Supplied records:
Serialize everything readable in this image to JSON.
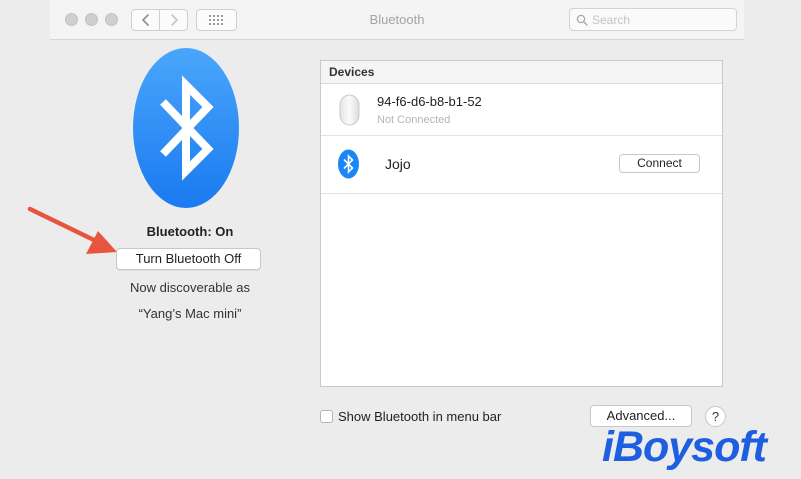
{
  "window": {
    "title": "Bluetooth",
    "search_placeholder": "Search"
  },
  "bluetooth": {
    "status": "Bluetooth: On",
    "toggle_label": "Turn Bluetooth Off",
    "discoverable_prefix": "Now discoverable as",
    "device_name": "“Yang’s Mac mini”",
    "brand_color": "#1a87f5"
  },
  "devices": {
    "header": "Devices",
    "items": [
      {
        "name": "94-f6-d6-b8-b1-52",
        "status": "Not Connected",
        "icon": "mouse-icon"
      },
      {
        "name": "Jojo",
        "action_label": "Connect",
        "icon": "bluetooth-icon"
      }
    ]
  },
  "footer": {
    "show_in_menubar_label": "Show Bluetooth in menu bar",
    "show_in_menubar_checked": false,
    "advanced_label": "Advanced...",
    "help_label": "?"
  },
  "annotation": {
    "arrow_color": "#e8553f",
    "watermark": "iBoysoft"
  }
}
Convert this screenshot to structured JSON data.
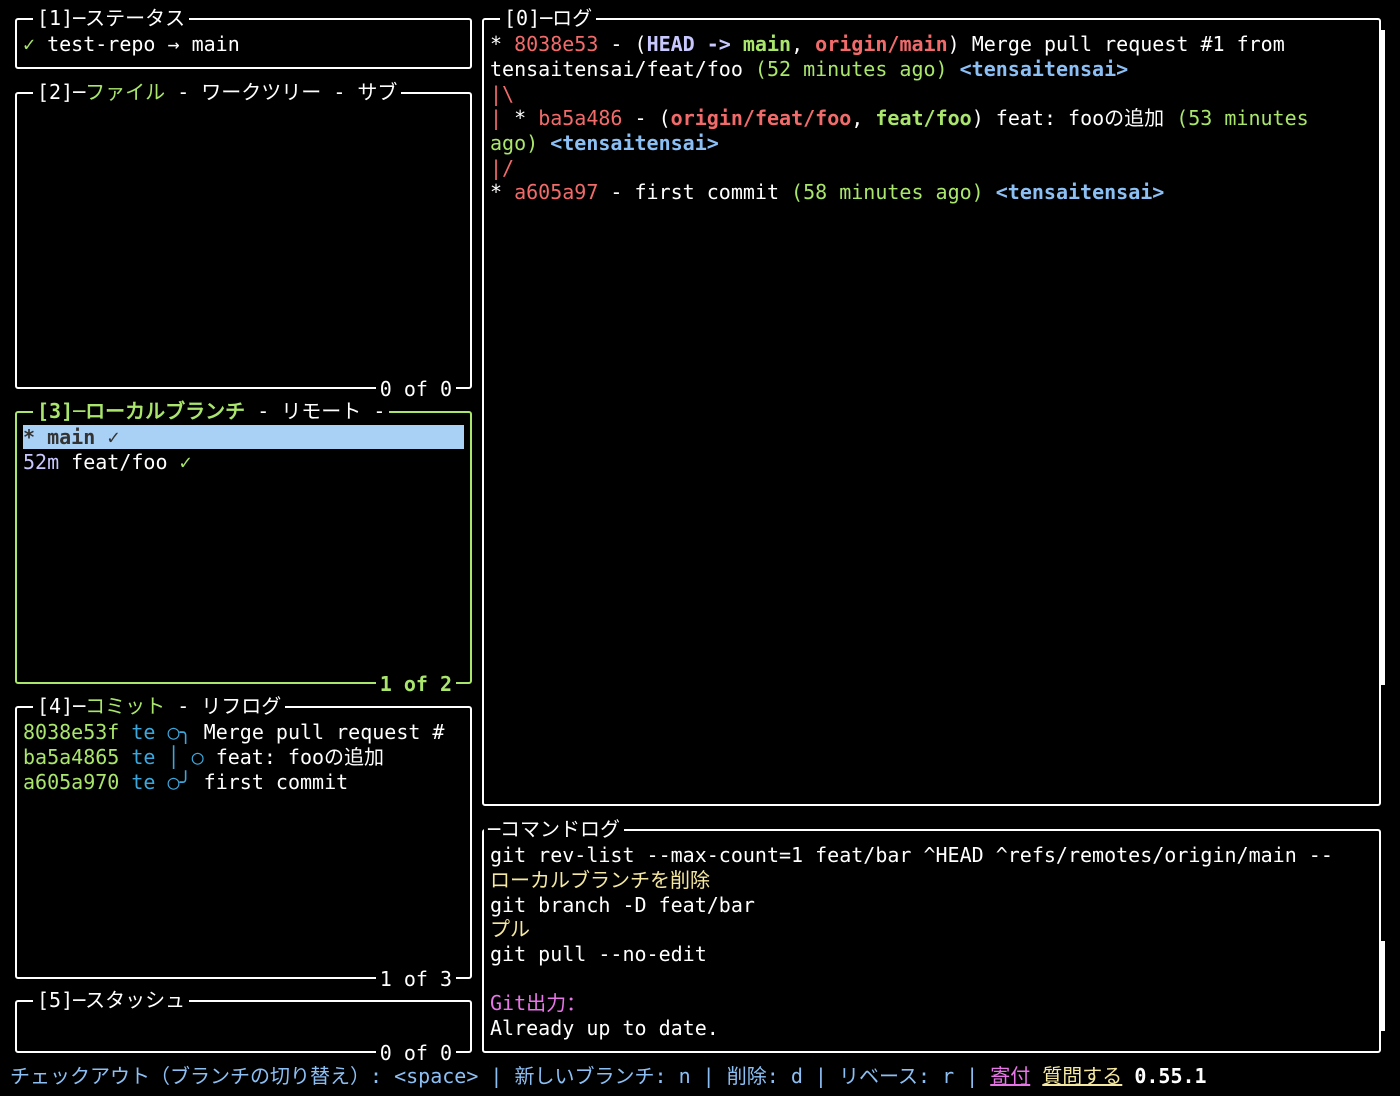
{
  "status": {
    "title": "[1]─ステータス",
    "check": "✓",
    "repo_text": "test-repo → main"
  },
  "files": {
    "title_num": "[2]─",
    "title_active": "ファイル",
    "title_rest": " - ワークツリー - サブ",
    "count": "0 of 0"
  },
  "branches": {
    "title": "[3]─ローカルブランチ",
    "title_rest": " - リモート - ",
    "count": "1 of 2",
    "items": [
      {
        "age": "  * ",
        "name": "main ",
        "check": "✓"
      },
      {
        "age": "52m ",
        "name": "feat/foo ",
        "check": "✓"
      }
    ]
  },
  "commits": {
    "title_num": "[4]─",
    "title_active": "コミット",
    "title_rest": " - リフログ",
    "count": "1 of 3",
    "items": [
      {
        "hash": "8038e53f",
        "author": "te",
        "graph": "○╮",
        "msg": "Merge pull request #"
      },
      {
        "hash": "ba5a4865",
        "author": "te",
        "graph": "│ ○",
        "msg": "feat: fooの追加"
      },
      {
        "hash": "a605a970",
        "author": "te",
        "graph": "○╯",
        "msg": "first commit"
      }
    ]
  },
  "stash": {
    "title": "[5]─スタッシュ",
    "count": "0 of 0"
  },
  "log": {
    "title": "[0]─ログ",
    "l1_star": "*   ",
    "l1_hash": "8038e53",
    "l1_dash": " - (",
    "l1_head": "HEAD -> ",
    "l1_main": "main",
    "l1_comma": ", ",
    "l1_origin": "origin/main",
    "l1_msg": ") Merge pull request #1 from",
    "l2_text": "tensaitensai/feat/foo ",
    "l2_time": "(52 minutes ago)",
    "l2_author": "<tensaitensai>",
    "l3_graph": "|\\",
    "l4_graph": "| ",
    "l4_star": "* ",
    "l4_hash": "ba5a486",
    "l4_dash": " - (",
    "l4_origin": "origin/feat/foo",
    "l4_comma": ", ",
    "l4_feat": "feat/foo",
    "l4_msg": ") feat: fooの追加 ",
    "l4_time": "(53 minutes",
    "l5_time": "ago)",
    "l5_author": "<tensaitensai>",
    "l6_graph": "|/",
    "l7_star": "* ",
    "l7_hash": "a605a97",
    "l7_msg": " - first commit ",
    "l7_time": "(58 minutes ago)",
    "l7_author": "<tensaitensai>"
  },
  "cmdlog": {
    "title": "─コマンドログ",
    "lines": [
      {
        "text": "  git rev-list --max-count=1 feat/bar ^HEAD ^refs/remotes/origin/main --",
        "style": "white"
      },
      {
        "text": "ローカルブランチを削除",
        "style": "yellow"
      },
      {
        "text": "  git branch -D feat/bar",
        "style": "white"
      },
      {
        "text": "プル",
        "style": "yellow"
      },
      {
        "text": "  git pull --no-edit",
        "style": "white"
      },
      {
        "text": "",
        "style": "white"
      },
      {
        "text": "Git出力：",
        "style": "magenta"
      },
      {
        "text": "Already up to date.",
        "style": "white"
      }
    ]
  },
  "footer": {
    "keys": "チェックアウト（ブランチの切り替え）: <space> | 新しいブランチ: n | 削除: d | リベース: r | ",
    "donate": "寄付",
    "ask": "質問する",
    "version": "0.55.1"
  },
  "colors": {
    "accent_green": "#a9e66b",
    "hash_red": "#f26b6b",
    "author_blue": "#8cc0f5",
    "selection": "#a9d0f5"
  }
}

Description of the task:
From the records above, copy every line that holds the word "minutes".

Task result:
    "l2_time": "(52 minutes ago)",
    "l4_time": "(53 minutes",
    "l7_time": "(58 minutes ago)",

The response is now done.